§ Exercise instructions
Collect each line of the entries that holds the string "Maße".

------

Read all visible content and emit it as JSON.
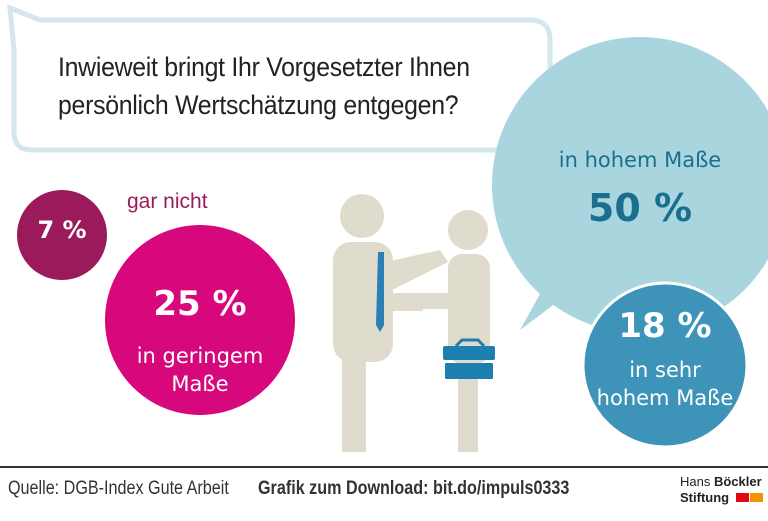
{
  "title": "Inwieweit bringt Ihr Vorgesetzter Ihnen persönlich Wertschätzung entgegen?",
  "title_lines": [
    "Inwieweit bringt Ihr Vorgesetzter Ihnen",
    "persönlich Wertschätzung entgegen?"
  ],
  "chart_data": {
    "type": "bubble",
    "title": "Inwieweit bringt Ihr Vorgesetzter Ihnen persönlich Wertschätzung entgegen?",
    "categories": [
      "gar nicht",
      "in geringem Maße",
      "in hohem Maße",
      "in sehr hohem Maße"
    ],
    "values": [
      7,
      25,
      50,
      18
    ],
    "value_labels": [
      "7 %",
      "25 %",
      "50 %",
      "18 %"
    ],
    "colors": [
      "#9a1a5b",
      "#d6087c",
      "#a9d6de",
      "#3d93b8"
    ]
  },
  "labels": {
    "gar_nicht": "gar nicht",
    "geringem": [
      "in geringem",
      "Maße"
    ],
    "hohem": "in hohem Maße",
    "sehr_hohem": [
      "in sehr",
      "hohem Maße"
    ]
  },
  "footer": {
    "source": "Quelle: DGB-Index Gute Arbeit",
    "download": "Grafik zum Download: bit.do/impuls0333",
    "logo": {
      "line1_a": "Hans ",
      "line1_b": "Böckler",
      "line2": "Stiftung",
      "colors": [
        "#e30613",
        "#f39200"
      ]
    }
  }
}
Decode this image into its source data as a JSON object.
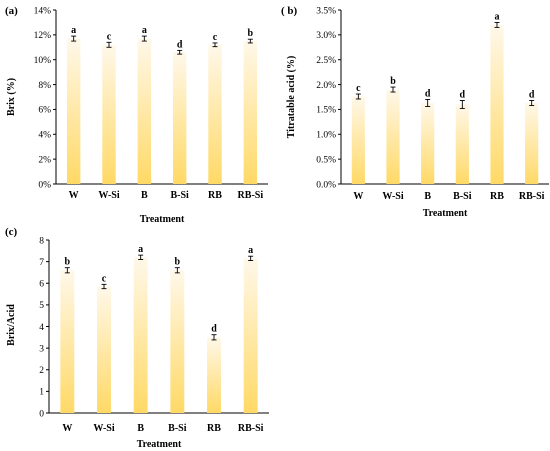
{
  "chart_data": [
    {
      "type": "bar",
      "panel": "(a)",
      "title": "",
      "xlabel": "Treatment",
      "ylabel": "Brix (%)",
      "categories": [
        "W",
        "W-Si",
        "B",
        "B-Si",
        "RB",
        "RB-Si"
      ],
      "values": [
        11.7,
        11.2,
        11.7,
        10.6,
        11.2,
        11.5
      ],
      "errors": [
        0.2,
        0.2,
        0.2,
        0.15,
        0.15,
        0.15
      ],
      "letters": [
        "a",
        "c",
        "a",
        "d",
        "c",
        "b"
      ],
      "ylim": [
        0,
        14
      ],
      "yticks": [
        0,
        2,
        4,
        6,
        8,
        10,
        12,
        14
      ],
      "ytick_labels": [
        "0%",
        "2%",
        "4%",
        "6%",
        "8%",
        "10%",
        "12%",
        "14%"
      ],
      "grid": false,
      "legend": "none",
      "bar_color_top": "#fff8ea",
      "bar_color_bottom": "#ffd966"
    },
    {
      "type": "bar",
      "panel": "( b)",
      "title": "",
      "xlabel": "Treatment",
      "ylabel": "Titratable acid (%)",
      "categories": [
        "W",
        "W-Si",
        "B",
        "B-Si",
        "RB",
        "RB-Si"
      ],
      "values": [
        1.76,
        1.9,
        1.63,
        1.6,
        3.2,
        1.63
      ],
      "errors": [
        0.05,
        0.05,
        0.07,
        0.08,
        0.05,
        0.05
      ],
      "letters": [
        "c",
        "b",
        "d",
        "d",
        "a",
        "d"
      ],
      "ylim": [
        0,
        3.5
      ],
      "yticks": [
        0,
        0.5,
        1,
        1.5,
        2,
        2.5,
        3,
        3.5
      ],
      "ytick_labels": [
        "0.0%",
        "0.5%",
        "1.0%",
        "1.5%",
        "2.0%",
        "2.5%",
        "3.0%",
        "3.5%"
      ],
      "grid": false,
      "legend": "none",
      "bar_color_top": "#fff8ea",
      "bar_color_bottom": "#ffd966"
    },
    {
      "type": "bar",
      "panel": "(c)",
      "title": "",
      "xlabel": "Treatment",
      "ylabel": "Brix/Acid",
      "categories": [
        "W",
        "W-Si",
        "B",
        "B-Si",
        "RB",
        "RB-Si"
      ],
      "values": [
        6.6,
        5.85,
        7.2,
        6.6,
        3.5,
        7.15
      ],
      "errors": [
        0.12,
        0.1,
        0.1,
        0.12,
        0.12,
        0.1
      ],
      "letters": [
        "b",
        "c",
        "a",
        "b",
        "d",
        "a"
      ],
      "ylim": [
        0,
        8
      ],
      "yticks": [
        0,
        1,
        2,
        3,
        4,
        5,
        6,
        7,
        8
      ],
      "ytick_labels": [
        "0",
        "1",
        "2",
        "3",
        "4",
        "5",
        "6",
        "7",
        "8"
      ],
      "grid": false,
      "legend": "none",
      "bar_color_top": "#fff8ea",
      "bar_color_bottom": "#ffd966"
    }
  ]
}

------

§ Response
      "in geringem Maße",
      "in hohem Maße",
      "in sehr hohem Maße"
      "Maße"
    "hohem": "in hohem Maße",
      "hohem Maße"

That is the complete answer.